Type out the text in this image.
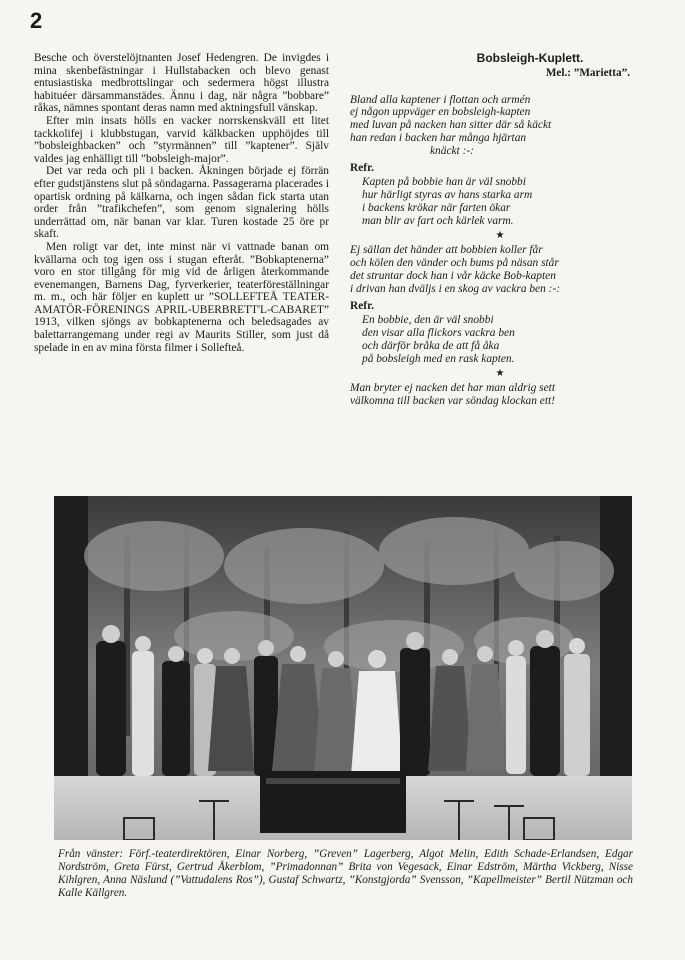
2

Besche och överstelöjtnanten Josef Hedengren. De invigdes i mina skenbefästningar i Hullstabacken och blevo genast entusiastiska medbrottslingar och sedermera högst illustra habituéer därsammanstädes. Ännu i dag, när några ”bobbare” råkas, nämnes spontant deras namn med aktningsfull vänskap.

Efter min insats hölls en vacker norrskenskväll ett litet tackkolifej i klubbstugan, varvid kälkbacken upphöjdes till ”bobsleighbacken” och ”styrmännen” till ”kaptener”. Själv valdes jag enhälligt till ”bobsleigh-major”.

Det var reda och pli i backen. Åkningen började ej förrän efter gudstjänstens slut på söndagarna. Passagerarna placerades i opartisk ordning på kälkarna, och ingen sådan fick starta utan order från ”trafikchefen”, som genom signalering hölls underrättad om, när banan var klar. Turen kostade 25 öre pr skaft.

Men roligt var det, inte minst när vi vattnade banan om kvällarna och tog igen oss i stugan efteråt. ”Bobkaptenerna” voro en stor tillgång för mig vid de årligen återkommande evenemangen, Barnens Dag, fyrverkerier, teaterföreställningar m. m., och här följer en kuplett ur ”SOLLEFTEÅ TEATER-AMATÖR-FÖRENINGS APRIL-UBERBRETT'L-CABARET” 1913, vilken sjöngs av bobkaptenerna och beledsagades av balettarrangemang under regi av Maurits Stiller, som just då spelade in en av mina första filmer i Sollefteå.

Bobsleigh-Kuplett.
Mel.: ”Marietta”.
Bland alla kaptener i flottan och armén
ej någon uppväger en bobsleigh-kapten
med luvan på nacken han sitter där så käckt
han redan i backen har många hjärtan
knäckt :-:
Refr.
Kapten på bobbie han är väl snobbi
hur härligt styras av hans starka arm
i backens krökar när farten ökar
man blir av fart och kärlek varm.
★
Ej sällan det händer att bobbien koller får
och kölen den vänder och bums på näsan står
det struntar dock han i vår käcke Bob-kapten
i drivan han dväljs i en skog av vackra ben :-:
Refr.
En bobbie, den är väl snobbi
den visar alla flickors vackra ben
och därför bråka de att få åka
på bobsleigh med en rask kapten.
★
Man bryter ej nacken det har man aldrig sett
välkomna till backen var söndag klockan ett!
Från vänster: Förf.-teaterdirektören, Einar Norberg, ”Greven” Lagerberg, Algot Melin, Edith Schade-Erlandsen, Edgar Nordström, Greta Fürst, Gertrud Åkerblom, ”Primadonnan” Brita von Vegesack, Einar Edström, Märtha Vickberg, Nisse Kihlgren, Anna Näslund (”Vattudalens Ros”), Gustaf Schwartz, ”Konstgjorda” Svensson, ”Kapellmeister” Bertil Nützman och Kalle Källgren.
== == ==
DIRECTIONS: In your copy, include every record word for word but no pictures.

COMPLETED EXERCISE:
Type out the text in this image.
2

Besche och överstelöjtnanten Josef Hedengren. De invigdes i mina skenbefästningar i Hullstabacken och blevo genast entusiastiska medbrottslingar och sedermera högst illustra habituéer därsammanstädes. Ännu i dag, när några ”bobbare” råkas, nämnes spontant deras namn med aktningsfull vänskap.

Efter min insats hölls en vacker norrskenskväll ett litet tackkolifej i klubbstugan, varvid kälkbacken upphöjdes till ”bobsleighbacken” och ”styrmännen” till ”kaptener”. Själv valdes jag enhälligt till ”bobsleigh-major”.

Det var reda och pli i backen. Åkningen började ej förrän efter gudstjänstens slut på söndagarna. Passagerarna placerades i opartisk ordning på kälkarna, och ingen sådan fick starta utan order från ”trafikchefen”, som genom signalering hölls underrättad om, när banan var klar. Turen kostade 25 öre pr skaft.

Men roligt var det, inte minst när vi vattnade banan om kvällarna och tog igen oss i stugan efteråt. ”Bobkaptenerna” voro en stor tillgång för mig vid de årligen återkommande evenemangen, Barnens Dag, fyrverkerier, teaterföreställningar m. m., och här följer en kuplett ur ”SOLLEFTEÅ TEATER-AMATÖR-FÖRENINGS APRIL-UBERBRETT'L-CABARET” 1913, vilken sjöngs av bobkaptenerna och beledsagades av balettarrangemang under regi av Maurits Stiller, som just då spelade in en av mina första filmer i Sollefteå.

Bobsleigh-Kuplett.
Mel.: ”Marietta”.
Bland alla kaptener i flottan och armén
ej någon uppväger en bobsleigh-kapten
med luvan på nacken han sitter där så käckt
han redan i backen har många hjärtan
knäckt :-:
Refr.
Kapten på bobbie han är väl snobbi
hur härligt styras av hans starka arm
i backens krökar när farten ökar
man blir av fart och kärlek varm.
★
Ej sällan det händer att bobbien koller får
och kölen den vänder och bums på näsan står
det struntar dock han i vår käcke Bob-kapten
i drivan han dväljs i en skog av vackra ben :-:
Refr.
En bobbie, den är väl snobbi
den visar alla flickors vackra ben
och därför bråka de att få åka
på bobsleigh med en rask kapten.
★
Man bryter ej nacken det har man aldrig sett
välkomna till backen var söndag klockan ett!
Från vänster: Förf.-teaterdirektören, Einar Norberg, ”Greven” Lagerberg, Algot Melin, Edith Schade-Erlandsen, Edgar Nordström, Greta Fürst, Gertrud Åkerblom, ”Primadonnan” Brita von Vegesack, Einar Edström, Märtha Vickberg, Nisse Kihlgren, Anna Näslund (”Vattudalens Ros”), Gustaf Schwartz, ”Konstgjorda” Svensson, ”Kapellmeister” Bertil Nützman och Kalle Källgren.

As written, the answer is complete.